- GOAL:
From the entries below, copy every line holding the word "Henkin".

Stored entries
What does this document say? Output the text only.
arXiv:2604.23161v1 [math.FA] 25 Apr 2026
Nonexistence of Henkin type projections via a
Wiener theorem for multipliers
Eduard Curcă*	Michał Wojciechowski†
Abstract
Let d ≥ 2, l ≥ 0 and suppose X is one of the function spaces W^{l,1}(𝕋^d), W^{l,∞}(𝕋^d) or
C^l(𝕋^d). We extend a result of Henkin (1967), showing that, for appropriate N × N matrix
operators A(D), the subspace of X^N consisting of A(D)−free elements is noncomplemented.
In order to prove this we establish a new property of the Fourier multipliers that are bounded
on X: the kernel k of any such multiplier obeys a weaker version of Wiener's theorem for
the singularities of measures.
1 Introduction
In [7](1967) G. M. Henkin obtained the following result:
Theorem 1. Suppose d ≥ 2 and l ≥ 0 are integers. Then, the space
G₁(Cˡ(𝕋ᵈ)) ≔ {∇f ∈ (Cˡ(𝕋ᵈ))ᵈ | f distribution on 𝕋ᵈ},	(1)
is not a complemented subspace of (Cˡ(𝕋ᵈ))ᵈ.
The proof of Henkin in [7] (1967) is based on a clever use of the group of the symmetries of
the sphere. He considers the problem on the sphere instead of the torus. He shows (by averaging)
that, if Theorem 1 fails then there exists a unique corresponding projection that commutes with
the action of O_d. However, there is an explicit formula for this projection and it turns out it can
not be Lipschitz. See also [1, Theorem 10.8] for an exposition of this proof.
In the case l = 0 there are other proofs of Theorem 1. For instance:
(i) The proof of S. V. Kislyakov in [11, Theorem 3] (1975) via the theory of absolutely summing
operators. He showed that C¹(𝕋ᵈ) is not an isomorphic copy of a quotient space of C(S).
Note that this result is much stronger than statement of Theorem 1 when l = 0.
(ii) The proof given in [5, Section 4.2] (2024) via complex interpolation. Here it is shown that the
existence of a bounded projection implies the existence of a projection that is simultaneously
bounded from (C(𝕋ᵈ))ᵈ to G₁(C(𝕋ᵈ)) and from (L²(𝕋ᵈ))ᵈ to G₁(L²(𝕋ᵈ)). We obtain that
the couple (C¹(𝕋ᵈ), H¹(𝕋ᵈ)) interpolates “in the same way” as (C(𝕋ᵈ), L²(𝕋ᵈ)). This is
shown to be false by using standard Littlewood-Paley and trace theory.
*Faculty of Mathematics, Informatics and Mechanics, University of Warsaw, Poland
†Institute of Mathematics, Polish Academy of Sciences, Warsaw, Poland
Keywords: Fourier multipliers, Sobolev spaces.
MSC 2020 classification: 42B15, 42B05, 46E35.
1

- OUTPUT:
Nonexistence of Henkin type projections via a
C^l(𝕋^d). We extend a result of Henkin (1967), showing that, for appropriate N × N matrix
In [7](1967) G. M. Henkin obtained the following result:
The proof of Henkin in [7] (1967) is based on a clever use of the group of the symmetries of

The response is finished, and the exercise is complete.